§ Supplied data:
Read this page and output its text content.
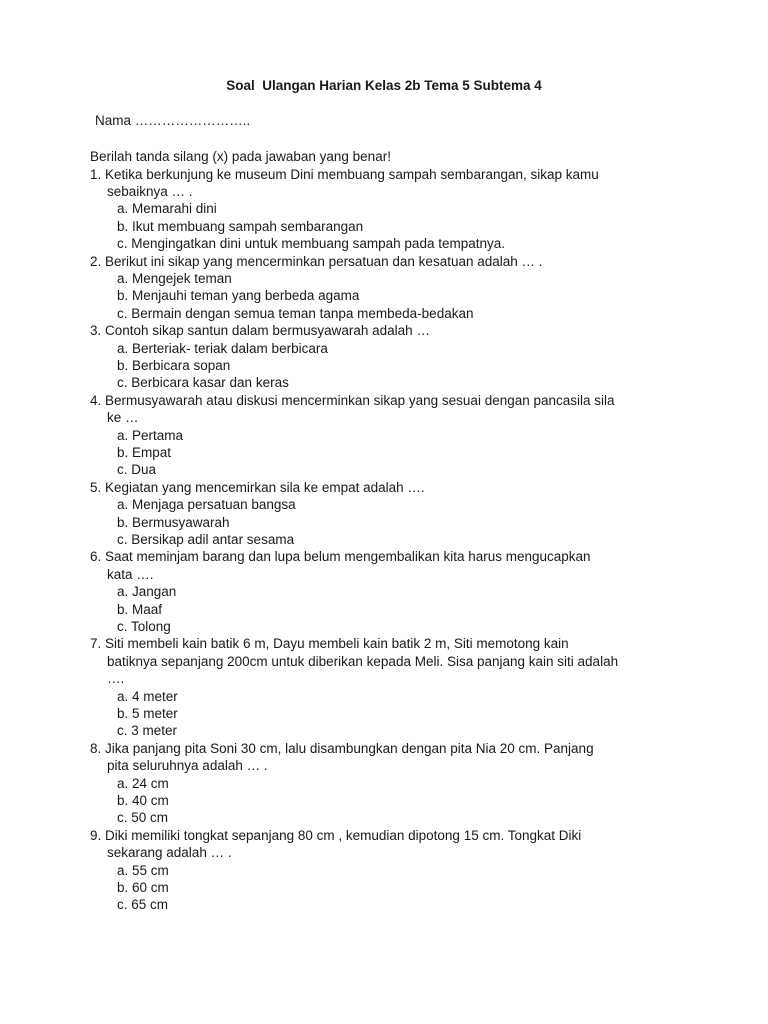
Soal  Ulangan Harian Kelas 2b Tema 5 Subtema 4
Nama ……………………..
Berilah tanda silang (x) pada jawaban yang benar!
1. Ketika berkunjung ke museum Dini membuang sampah sembarangan, sikap kamu
sebaiknya … .
a. Memarahi dini
b. Ikut membuang sampah sembarangan
c. Mengingatkan dini untuk membuang sampah pada tempatnya.
2. Berikut ini sikap yang mencerminkan persatuan dan kesatuan adalah … .
a. Mengejek teman
b. Menjauhi teman yang berbeda agama
c. Bermain dengan semua teman tanpa membeda-bedakan
3. Contoh sikap santun dalam bermusyawarah adalah …
a. Berteriak- teriak dalam berbicara
b. Berbicara sopan
c. Berbicara kasar dan keras
4. Bermusyawarah atau diskusi mencerminkan sikap yang sesuai dengan pancasila sila
ke …
a. Pertama
b. Empat
c. Dua
5. Kegiatan yang mencemirkan sila ke empat adalah ….
a. Menjaga persatuan bangsa
b. Bermusyawarah
c. Bersikap adil antar sesama
6. Saat meminjam barang dan lupa belum mengembalikan kita harus mengucapkan
kata ….
a. Jangan
b. Maaf
c. Tolong
7. Siti membeli kain batik 6 m, Dayu membeli kain batik 2 m, Siti memotong kain
batiknya sepanjang 200cm untuk diberikan kepada Meli. Sisa panjang kain siti adalah
….
a. 4 meter
b. 5 meter
c. 3 meter
8. Jika panjang pita Soni 30 cm, lalu disambungkan dengan pita Nia 20 cm. Panjang
pita seluruhnya adalah … .
a. 24 cm
b. 40 cm
c. 50 cm
9. Diki memiliki tongkat sepanjang 80 cm , kemudian dipotong 15 cm. Tongkat Diki
sekarang adalah … .
a. 55 cm
b. 60 cm
c. 65 cm
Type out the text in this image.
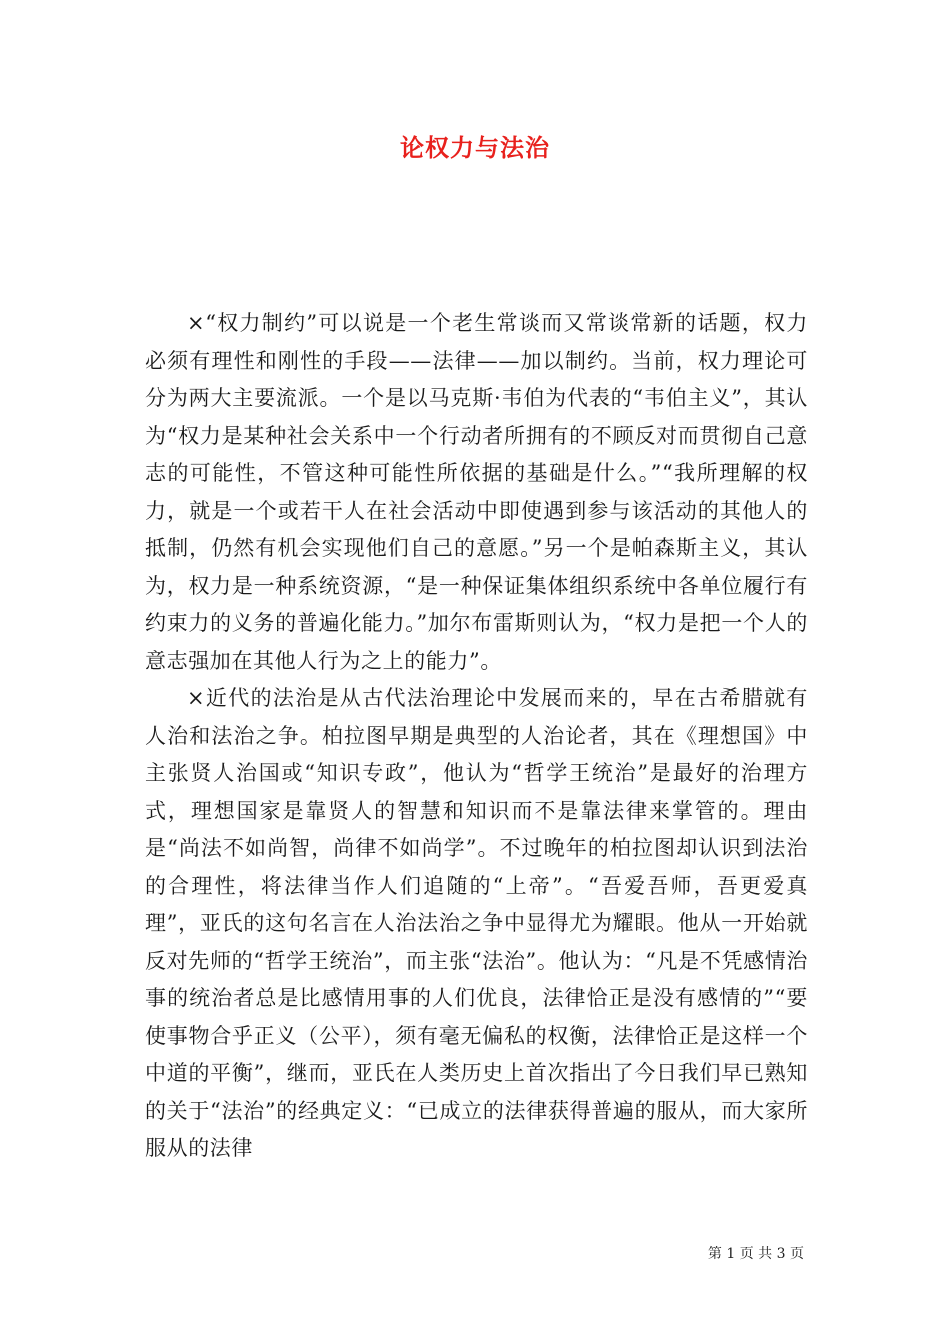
论权力与法治

×“权力制约”可以说是一个老生常谈而又常谈常新的话题，权力必须有理性和刚性的手段——法律——加以制约。当前，权力理论可分为两大主要流派。一个是以马克斯·韦伯为代表的“韦伯主义”，其认为“权力是某种社会关系中一个行动者所拥有的不顾反对而贯彻自己意志的可能性，不管这种可能性所依据的基础是什么。”“我所理解的权力，就是一个或若干人在社会活动中即使遇到参与该活动的其他人的抵制，仍然有机会实现他们自己的意愿。”另一个是帕森斯主义，其认为，权力是一种系统资源，“是一种保证集体组织系统中各单位履行有约束力的义务的普遍化能力。”加尔布雷斯则认为，“权力是把一个人的意志强加在其他人行为之上的能力”。

×近代的法治是从古代法治理论中发展而来的，早在古希腊就有人治和法治之争。柏拉图早期是典型的人治论者，其在《理想国》中主张贤人治国或“知识专政”，他认为“哲学王统治”是最好的治理方式，理想国家是靠贤人的智慧和知识而不是靠法律来掌管的。理由是“尚法不如尚智，尚律不如尚学”。不过晚年的柏拉图却认识到法治的合理性，将法律当作人们追随的“上帝”。“吾爱吾师，吾更爱真理”，亚氏的这句名言在人治法治之争中显得尤为耀眼。他从一开始就反对先师的“哲学王统治”，而主张“法治”。他认为：“凡是不凭感情治事的统治者总是比感情用事的人们优良，法律恰正是没有感情的”“要使事物合乎正义（公平），须有毫无偏私的权衡，法律恰正是这样一个中道的平衡”，继而，亚氏在人类历史上首次指出了今日我们早已熟知的关于“法治”的经典定义：“已成立的法律获得普遍的服从，而大家所服从的法律

第 1 页 共 3 页
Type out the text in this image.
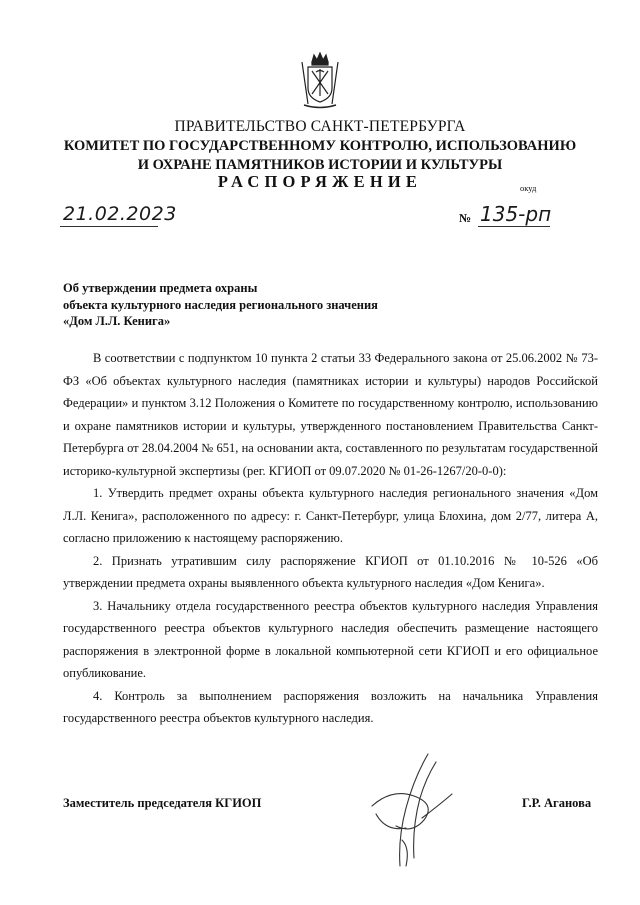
ПРАВИТЕЛЬСТВО САНКТ-ПЕТЕРБУРГА
КОМИТЕТ ПО ГОСУДАРСТВЕННОМУ КОНТРОЛЮ, ИСПОЛЬЗОВАНИЮ
И ОХРАНЕ ПАМЯТНИКОВ ИСТОРИИ И КУЛЬТУРЫ
РАСПОРЯЖЕНИЕ	окуд
21.02.2023	№ 135-рп
Об утверждении предмета охраны
объекта культурного наследия регионального значения
«Дом Л.Л. Кенига»

В соответствии с подпунктом 10 пункта 2 статьи 33 Федерального закона от 25.06.2002 № 73-ФЗ «Об объектах культурного наследия (памятниках истории и культуры) народов Российской Федерации» и пунктом 3.12 Положения о Комитете по государственному контролю, использованию и охране памятников истории и культуры, утвержденного постановлением Правительства Санкт-Петербурга от 28.04.2004 № 651, на основании акта, составленного по результатам государственной историко-культурной экспертизы (рег. КГИОП от 09.07.2020 № 01-26-1267/20-0-0):

1. Утвердить предмет охраны объекта культурного наследия регионального значения «Дом Л.Л. Кенига», расположенного по адресу: г. Санкт-Петербург, улица Блохина, дом 2/77, литера А, согласно приложению к настоящему распоряжению.

2. Признать утратившим силу распоряжение КГИОП от 01.10.2016 № 10-526 «Об утверждении предмета охраны выявленного объекта культурного наследия «Дом Кенига».

3. Начальнику отдела государственного реестра объектов культурного наследия Управления государственного реестра объектов культурного наследия обеспечить размещение настоящего распоряжения в электронной форме в локальной компьютерной сети КГИОП и его официальное опубликование.

4. Контроль за выполнением распоряжения возложить на начальника Управления государственного реестра объектов культурного наследия.

Заместитель председателя КГИОП	Г.Р. Аганова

§ Task directions: From the data above, show each line that contains "yang".

§ Worked answer:
Berilah tanda silang (x) pada jawaban yang benar!
2. Berikut ini sikap yang mencerminkan persatuan dan kesatuan adalah … .
b. Menjauhi teman yang berbeda agama
4. Bermusyawarah atau diskusi mencerminkan sikap yang sesuai dengan pancasila sila
5. Kegiatan yang mencemirkan sila ke empat adalah ….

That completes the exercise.